Extracts from a graphics dataset:
-*-

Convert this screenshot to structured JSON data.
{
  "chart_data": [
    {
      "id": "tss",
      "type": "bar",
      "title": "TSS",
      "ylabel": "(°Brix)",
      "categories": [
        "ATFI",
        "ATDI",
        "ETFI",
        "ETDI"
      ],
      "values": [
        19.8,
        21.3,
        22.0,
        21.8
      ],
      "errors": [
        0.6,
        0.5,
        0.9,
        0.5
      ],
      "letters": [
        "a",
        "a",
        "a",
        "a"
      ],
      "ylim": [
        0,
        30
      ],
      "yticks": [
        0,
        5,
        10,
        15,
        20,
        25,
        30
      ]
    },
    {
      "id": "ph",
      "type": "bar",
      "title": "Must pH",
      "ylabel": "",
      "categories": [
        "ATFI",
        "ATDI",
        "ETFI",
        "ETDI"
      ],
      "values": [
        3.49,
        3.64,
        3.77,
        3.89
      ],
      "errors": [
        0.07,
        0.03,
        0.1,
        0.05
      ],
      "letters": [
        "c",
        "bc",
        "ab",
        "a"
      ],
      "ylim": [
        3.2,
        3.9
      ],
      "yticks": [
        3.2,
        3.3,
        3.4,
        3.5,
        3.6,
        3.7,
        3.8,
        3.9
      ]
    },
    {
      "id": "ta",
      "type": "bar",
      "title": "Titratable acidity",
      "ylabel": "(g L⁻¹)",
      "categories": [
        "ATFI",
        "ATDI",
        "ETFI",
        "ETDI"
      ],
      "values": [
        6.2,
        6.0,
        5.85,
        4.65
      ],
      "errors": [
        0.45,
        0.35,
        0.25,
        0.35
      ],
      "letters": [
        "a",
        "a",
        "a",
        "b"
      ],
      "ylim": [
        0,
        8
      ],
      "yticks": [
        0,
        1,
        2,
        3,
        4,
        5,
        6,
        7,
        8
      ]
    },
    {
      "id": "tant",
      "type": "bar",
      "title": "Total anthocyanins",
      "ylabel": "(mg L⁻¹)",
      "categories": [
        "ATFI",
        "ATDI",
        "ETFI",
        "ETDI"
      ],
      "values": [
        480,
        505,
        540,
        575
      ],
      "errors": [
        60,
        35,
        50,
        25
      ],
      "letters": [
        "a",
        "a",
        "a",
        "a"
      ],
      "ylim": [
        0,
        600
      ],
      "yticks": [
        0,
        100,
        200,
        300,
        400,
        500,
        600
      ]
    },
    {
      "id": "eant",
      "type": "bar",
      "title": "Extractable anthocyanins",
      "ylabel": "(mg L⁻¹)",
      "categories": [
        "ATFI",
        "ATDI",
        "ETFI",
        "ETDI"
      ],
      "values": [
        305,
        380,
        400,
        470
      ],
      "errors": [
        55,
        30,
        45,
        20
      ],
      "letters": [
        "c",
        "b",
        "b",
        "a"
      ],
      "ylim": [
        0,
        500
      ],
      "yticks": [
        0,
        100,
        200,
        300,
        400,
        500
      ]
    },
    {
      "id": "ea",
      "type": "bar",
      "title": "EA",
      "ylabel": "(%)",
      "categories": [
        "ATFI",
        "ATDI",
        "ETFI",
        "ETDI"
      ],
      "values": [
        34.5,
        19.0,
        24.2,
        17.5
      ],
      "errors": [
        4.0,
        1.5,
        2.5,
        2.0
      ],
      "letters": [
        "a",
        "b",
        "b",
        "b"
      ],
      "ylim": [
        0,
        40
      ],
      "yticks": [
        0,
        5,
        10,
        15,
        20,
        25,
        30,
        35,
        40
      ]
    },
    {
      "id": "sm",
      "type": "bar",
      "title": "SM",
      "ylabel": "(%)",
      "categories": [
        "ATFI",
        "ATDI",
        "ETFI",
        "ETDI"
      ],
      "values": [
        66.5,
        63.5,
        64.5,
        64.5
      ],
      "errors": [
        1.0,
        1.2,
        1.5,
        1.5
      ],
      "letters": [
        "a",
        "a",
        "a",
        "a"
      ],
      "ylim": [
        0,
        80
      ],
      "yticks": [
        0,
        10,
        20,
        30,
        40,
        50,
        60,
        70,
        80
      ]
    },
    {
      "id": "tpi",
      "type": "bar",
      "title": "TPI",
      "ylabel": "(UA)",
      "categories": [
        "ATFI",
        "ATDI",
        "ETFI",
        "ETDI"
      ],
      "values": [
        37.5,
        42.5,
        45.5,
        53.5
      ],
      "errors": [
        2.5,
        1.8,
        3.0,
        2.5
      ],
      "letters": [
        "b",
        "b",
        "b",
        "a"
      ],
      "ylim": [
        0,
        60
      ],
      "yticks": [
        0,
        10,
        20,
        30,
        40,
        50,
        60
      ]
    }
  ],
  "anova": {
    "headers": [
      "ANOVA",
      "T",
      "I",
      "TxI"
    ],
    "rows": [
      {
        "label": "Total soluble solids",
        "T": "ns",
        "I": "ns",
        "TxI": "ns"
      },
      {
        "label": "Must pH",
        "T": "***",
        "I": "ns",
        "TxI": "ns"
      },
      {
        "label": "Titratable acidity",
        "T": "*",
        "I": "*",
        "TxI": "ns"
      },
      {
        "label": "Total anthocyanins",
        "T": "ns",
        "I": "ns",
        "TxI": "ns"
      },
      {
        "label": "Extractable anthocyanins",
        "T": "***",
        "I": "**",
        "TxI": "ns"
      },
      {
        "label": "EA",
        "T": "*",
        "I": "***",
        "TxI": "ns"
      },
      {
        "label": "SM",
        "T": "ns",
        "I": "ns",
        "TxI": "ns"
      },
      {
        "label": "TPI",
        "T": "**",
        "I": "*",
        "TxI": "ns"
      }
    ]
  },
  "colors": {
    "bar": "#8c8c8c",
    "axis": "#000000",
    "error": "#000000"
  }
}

-*-

Extract all of the data shown above without alteration.

TASK OUTPUT:
Convert this screenshot to structured JSON data.
{
  "chart_data": [
    {
      "id": "tss",
      "type": "bar",
      "title": "TSS",
      "ylabel": "(°Brix)",
      "categories": [
        "ATFI",
        "ATDI",
        "ETFI",
        "ETDI"
      ],
      "values": [
        19.8,
        21.3,
        22.0,
        21.8
      ],
      "errors": [
        0.6,
        0.5,
        0.9,
        0.5
      ],
      "letters": [
        "a",
        "a",
        "a",
        "a"
      ],
      "ylim": [
        0,
        30
      ],
      "yticks": [
        0,
        5,
        10,
        15,
        20,
        25,
        30
      ]
    },
    {
      "id": "ph",
      "type": "bar",
      "title": "Must pH",
      "ylabel": "",
      "categories": [
        "ATFI",
        "ATDI",
        "ETFI",
        "ETDI"
      ],
      "values": [
        3.49,
        3.64,
        3.77,
        3.89
      ],
      "errors": [
        0.07,
        0.03,
        0.1,
        0.05
      ],
      "letters": [
        "c",
        "bc",
        "ab",
        "a"
      ],
      "ylim": [
        3.2,
        3.9
      ],
      "yticks": [
        3.2,
        3.3,
        3.4,
        3.5,
        3.6,
        3.7,
        3.8,
        3.9
      ]
    },
    {
      "id": "ta",
      "type": "bar",
      "title": "Titratable acidity",
      "ylabel": "(g L⁻¹)",
      "categories": [
        "ATFI",
        "ATDI",
        "ETFI",
        "ETDI"
      ],
      "values": [
        6.2,
        6.0,
        5.85,
        4.65
      ],
      "errors": [
        0.45,
        0.35,
        0.25,
        0.35
      ],
      "letters": [
        "a",
        "a",
        "a",
        "b"
      ],
      "ylim": [
        0,
        8
      ],
      "yticks": [
        0,
        1,
        2,
        3,
        4,
        5,
        6,
        7,
        8
      ]
    },
    {
      "id": "tant",
      "type": "bar",
      "title": "Total anthocyanins",
      "ylabel": "(mg L⁻¹)",
      "categories": [
        "ATFI",
        "ATDI",
        "ETFI",
        "ETDI"
      ],
      "values": [
        480,
        505,
        540,
        575
      ],
      "errors": [
        60,
        35,
        50,
        25
      ],
      "letters": [
        "a",
        "a",
        "a",
        "a"
      ],
      "ylim": [
        0,
        600
      ],
      "yticks": [
        0,
        100,
        200,
        300,
        400,
        500,
        600
      ]
    },
    {
      "id": "eant",
      "type": "bar",
      "title": "Extractable anthocyanins",
      "ylabel": "(mg L⁻¹)",
      "categories": [
        "ATFI",
        "ATDI",
        "ETFI",
        "ETDI"
      ],
      "values": [
        305,
        380,
        400,
        470
      ],
      "errors": [
        55,
        30,
        45,
        20
      ],
      "letters": [
        "c",
        "b",
        "b",
        "a"
      ],
      "ylim": [
        0,
        500
      ],
      "yticks": [
        0,
        100,
        200,
        300,
        400,
        500
      ]
    },
    {
      "id": "ea",
      "type": "bar",
      "title": "EA",
      "ylabel": "(%)",
      "categories": [
        "ATFI",
        "ATDI",
        "ETFI",
        "ETDI"
      ],
      "values": [
        34.5,
        19.0,
        24.2,
        17.5
      ],
      "errors": [
        4.0,
        1.5,
        2.5,
        2.0
      ],
      "letters": [
        "a",
        "b",
        "b",
        "b"
      ],
      "ylim": [
        0,
        40
      ],
      "yticks": [
        0,
        5,
        10,
        15,
        20,
        25,
        30,
        35,
        40
      ]
    },
    {
      "id": "sm",
      "type": "bar",
      "title": "SM",
      "ylabel": "(%)",
      "categories": [
        "ATFI",
        "ATDI",
        "ETFI",
        "ETDI"
      ],
      "values": [
        66.5,
        63.5,
        64.5,
        64.5
      ],
      "errors": [
        1.0,
        1.2,
        1.5,
        1.5
      ],
      "letters": [
        "a",
        "a",
        "a",
        "a"
      ],
      "ylim": [
        0,
        80
      ],
      "yticks": [
        0,
        10,
        20,
        30,
        40,
        50,
        60,
        70,
        80
      ]
    },
    {
      "id": "tpi",
      "type": "bar",
      "title": "TPI",
      "ylabel": "(UA)",
      "categories": [
        "ATFI",
        "ATDI",
        "ETFI",
        "ETDI"
      ],
      "values": [
        37.5,
        42.5,
        45.5,
        53.5
      ],
      "errors": [
        2.5,
        1.8,
        3.0,
        2.5
      ],
      "letters": [
        "b",
        "b",
        "b",
        "a"
      ],
      "ylim": [
        0,
        60
      ],
      "yticks": [
        0,
        10,
        20,
        30,
        40,
        50,
        60
      ]
    }
  ],
  "anova": {
    "headers": [
      "ANOVA",
      "T",
      "I",
      "TxI"
    ],
    "rows": [
      {
        "label": "Total soluble solids",
        "T": "ns",
        "I": "ns",
        "TxI": "ns"
      },
      {
        "label": "Must pH",
        "T": "***",
        "I": "ns",
        "TxI": "ns"
      },
      {
        "label": "Titratable acidity",
        "T": "*",
        "I": "*",
        "TxI": "ns"
      },
      {
        "label": "Total anthocyanins",
        "T": "ns",
        "I": "ns",
        "TxI": "ns"
      },
      {
        "label": "Extractable anthocyanins",
        "T": "***",
        "I": "**",
        "TxI": "ns"
      },
      {
        "label": "EA",
        "T": "*",
        "I": "***",
        "TxI": "ns"
      },
      {
        "label": "SM",
        "T": "ns",
        "I": "ns",
        "TxI": "ns"
      },
      {
        "label": "TPI",
        "T": "**",
        "I": "*",
        "TxI": "ns"
      }
    ]
  },
  "colors": {
    "bar": "#8c8c8c",
    "axis": "#000000",
    "error": "#000000"
  }
}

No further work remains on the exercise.